▶ **Problem statement**: Retype every line of the records below, with no changes at all.

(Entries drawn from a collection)
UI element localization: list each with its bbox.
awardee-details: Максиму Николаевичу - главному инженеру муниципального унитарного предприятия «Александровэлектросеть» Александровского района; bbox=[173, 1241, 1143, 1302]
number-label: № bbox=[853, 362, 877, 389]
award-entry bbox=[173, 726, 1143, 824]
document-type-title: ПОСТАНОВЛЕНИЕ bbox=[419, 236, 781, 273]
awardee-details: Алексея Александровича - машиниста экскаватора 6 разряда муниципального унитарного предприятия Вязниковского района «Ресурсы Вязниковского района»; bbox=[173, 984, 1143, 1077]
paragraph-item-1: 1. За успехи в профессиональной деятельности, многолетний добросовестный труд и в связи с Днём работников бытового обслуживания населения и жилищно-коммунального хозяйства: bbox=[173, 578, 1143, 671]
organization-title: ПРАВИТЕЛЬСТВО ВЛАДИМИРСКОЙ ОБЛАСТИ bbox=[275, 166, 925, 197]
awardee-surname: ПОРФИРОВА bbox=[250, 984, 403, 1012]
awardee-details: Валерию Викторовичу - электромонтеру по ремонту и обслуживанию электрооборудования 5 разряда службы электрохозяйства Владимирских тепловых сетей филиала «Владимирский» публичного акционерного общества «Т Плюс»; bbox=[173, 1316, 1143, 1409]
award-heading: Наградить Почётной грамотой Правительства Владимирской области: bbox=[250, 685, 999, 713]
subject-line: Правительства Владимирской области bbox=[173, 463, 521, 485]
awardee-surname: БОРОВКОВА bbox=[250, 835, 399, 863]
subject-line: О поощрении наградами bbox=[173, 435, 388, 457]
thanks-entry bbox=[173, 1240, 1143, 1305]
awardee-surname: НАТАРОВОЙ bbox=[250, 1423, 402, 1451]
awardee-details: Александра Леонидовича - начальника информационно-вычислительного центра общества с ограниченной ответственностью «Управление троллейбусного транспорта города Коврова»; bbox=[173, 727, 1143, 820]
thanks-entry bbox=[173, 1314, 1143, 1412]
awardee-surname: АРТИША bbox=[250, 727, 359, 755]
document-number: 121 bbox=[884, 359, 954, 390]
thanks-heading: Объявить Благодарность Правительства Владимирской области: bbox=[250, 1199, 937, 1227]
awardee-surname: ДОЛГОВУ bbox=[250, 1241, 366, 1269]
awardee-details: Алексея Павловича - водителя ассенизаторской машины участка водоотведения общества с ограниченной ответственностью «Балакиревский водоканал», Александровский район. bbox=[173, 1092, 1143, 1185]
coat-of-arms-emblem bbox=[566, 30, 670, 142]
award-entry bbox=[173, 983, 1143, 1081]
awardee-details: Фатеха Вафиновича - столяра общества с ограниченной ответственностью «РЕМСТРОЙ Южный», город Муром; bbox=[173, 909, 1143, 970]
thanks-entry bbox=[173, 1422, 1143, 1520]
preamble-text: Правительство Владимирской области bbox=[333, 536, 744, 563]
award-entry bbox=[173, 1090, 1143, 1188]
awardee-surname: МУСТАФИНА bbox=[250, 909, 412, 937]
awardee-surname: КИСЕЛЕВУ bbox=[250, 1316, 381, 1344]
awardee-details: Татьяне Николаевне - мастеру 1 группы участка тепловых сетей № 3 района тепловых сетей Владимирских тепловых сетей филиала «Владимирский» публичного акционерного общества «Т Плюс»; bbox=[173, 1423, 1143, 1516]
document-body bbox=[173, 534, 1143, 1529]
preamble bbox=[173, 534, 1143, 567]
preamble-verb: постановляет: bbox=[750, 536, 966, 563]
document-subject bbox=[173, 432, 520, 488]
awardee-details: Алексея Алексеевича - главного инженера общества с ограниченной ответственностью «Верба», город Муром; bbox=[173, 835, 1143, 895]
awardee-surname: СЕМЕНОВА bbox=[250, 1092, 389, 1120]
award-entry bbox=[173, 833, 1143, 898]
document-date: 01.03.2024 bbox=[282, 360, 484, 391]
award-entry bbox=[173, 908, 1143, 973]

▶ **Solved problem**:
UI element localization: list each with its bbox.
awardee-details: Максиму Николаевичу - главному инженеру муниципального унитарного предприятия «Александровэлектросеть» Александровского района; bbox=[173, 1241, 1143, 1302]
number-label: № bbox=[853, 362, 877, 389]
award-entry bbox=[173, 726, 1143, 824]
document-type-title: ПОСТАНОВЛЕНИЕ bbox=[419, 236, 781, 273]
awardee-details: Алексея Александровича - машиниста экскаватора 6 разряда муниципального унитарного предприятия Вязниковского района «Ресурсы Вязниковского района»; bbox=[173, 984, 1143, 1077]
paragraph-item-1: 1. За успехи в профессиональной деятельности, многолетний добросовестный труд и в связи с Днём работников бытового обслуживания населения и жилищно-коммунального хозяйства: bbox=[173, 578, 1143, 671]
organization-title: ПРАВИТЕЛЬСТВО ВЛАДИМИРСКОЙ ОБЛАСТИ bbox=[275, 166, 925, 197]
awardee-surname: ПОРФИРОВА bbox=[250, 984, 403, 1012]
awardee-details: Валерию Викторовичу - электромонтеру по ремонту и обслуживанию электрооборудования 5 разряда службы электрохозяйства Владимирских тепловых сетей филиала «Владимирский» публичного акционерного общества «Т Плюс»; bbox=[173, 1316, 1143, 1409]
award-heading: Наградить Почётной грамотой Правительства Владимирской области: bbox=[250, 685, 999, 713]
subject-line: Правительства Владимирской области bbox=[173, 463, 521, 485]
awardee-surname: БОРОВКОВА bbox=[250, 835, 399, 863]
subject-line: О поощрении наградами bbox=[173, 435, 388, 457]
thanks-entry bbox=[173, 1240, 1143, 1305]
awardee-surname: НАТАРОВОЙ bbox=[250, 1423, 402, 1451]
awardee-details: Александра Леонидовича - начальника информационно-вычислительного центра общества с ограниченной ответственностью «Управление троллейбусного транспорта города Коврова»; bbox=[173, 727, 1143, 820]
thanks-entry bbox=[173, 1314, 1143, 1412]
awardee-surname: АРТИША bbox=[250, 727, 359, 755]
document-number: 121 bbox=[884, 359, 954, 390]
thanks-heading: Объявить Благодарность Правительства Владимирской области: bbox=[250, 1199, 937, 1227]
awardee-surname: ДОЛГОВУ bbox=[250, 1241, 366, 1269]
awardee-details: Алексея Павловича - водителя ассенизаторской машины участка водоотведения общества с ограниченной ответственностью «Балакиревский водоканал», Александровский район. bbox=[173, 1092, 1143, 1185]
coat-of-arms-emblem bbox=[566, 30, 670, 142]
award-entry bbox=[173, 983, 1143, 1081]
awardee-details: Фатеха Вафиновича - столяра общества с ограниченной ответственностью «РЕМСТРОЙ Южный», город Муром; bbox=[173, 909, 1143, 970]
thanks-entry bbox=[173, 1422, 1143, 1520]
preamble-text: Правительство Владимирской области bbox=[333, 536, 744, 563]
award-entry bbox=[173, 1090, 1143, 1188]
awardee-surname: МУСТАФИНА bbox=[250, 909, 412, 937]
awardee-surname: КИСЕЛЕВУ bbox=[250, 1316, 381, 1344]
awardee-details: Татьяне Николаевне - мастеру 1 группы участка тепловых сетей № 3 района тепловых сетей Владимирских тепловых сетей филиала «Владимирский» публичного акционерного общества «Т Плюс»; bbox=[173, 1423, 1143, 1516]
document-body bbox=[173, 534, 1143, 1529]
preamble bbox=[173, 534, 1143, 567]
preamble-verb: постановляет: bbox=[750, 536, 966, 563]
document-subject bbox=[173, 432, 520, 488]
awardee-details: Алексея Алексеевича - главного инженера общества с ограниченной ответственностью «Верба», город Муром; bbox=[173, 835, 1143, 895]
awardee-surname: СЕМЕНОВА bbox=[250, 1092, 389, 1120]
award-entry bbox=[173, 833, 1143, 898]
document-date: 01.03.2024 bbox=[282, 360, 484, 391]
award-entry bbox=[173, 908, 1143, 973]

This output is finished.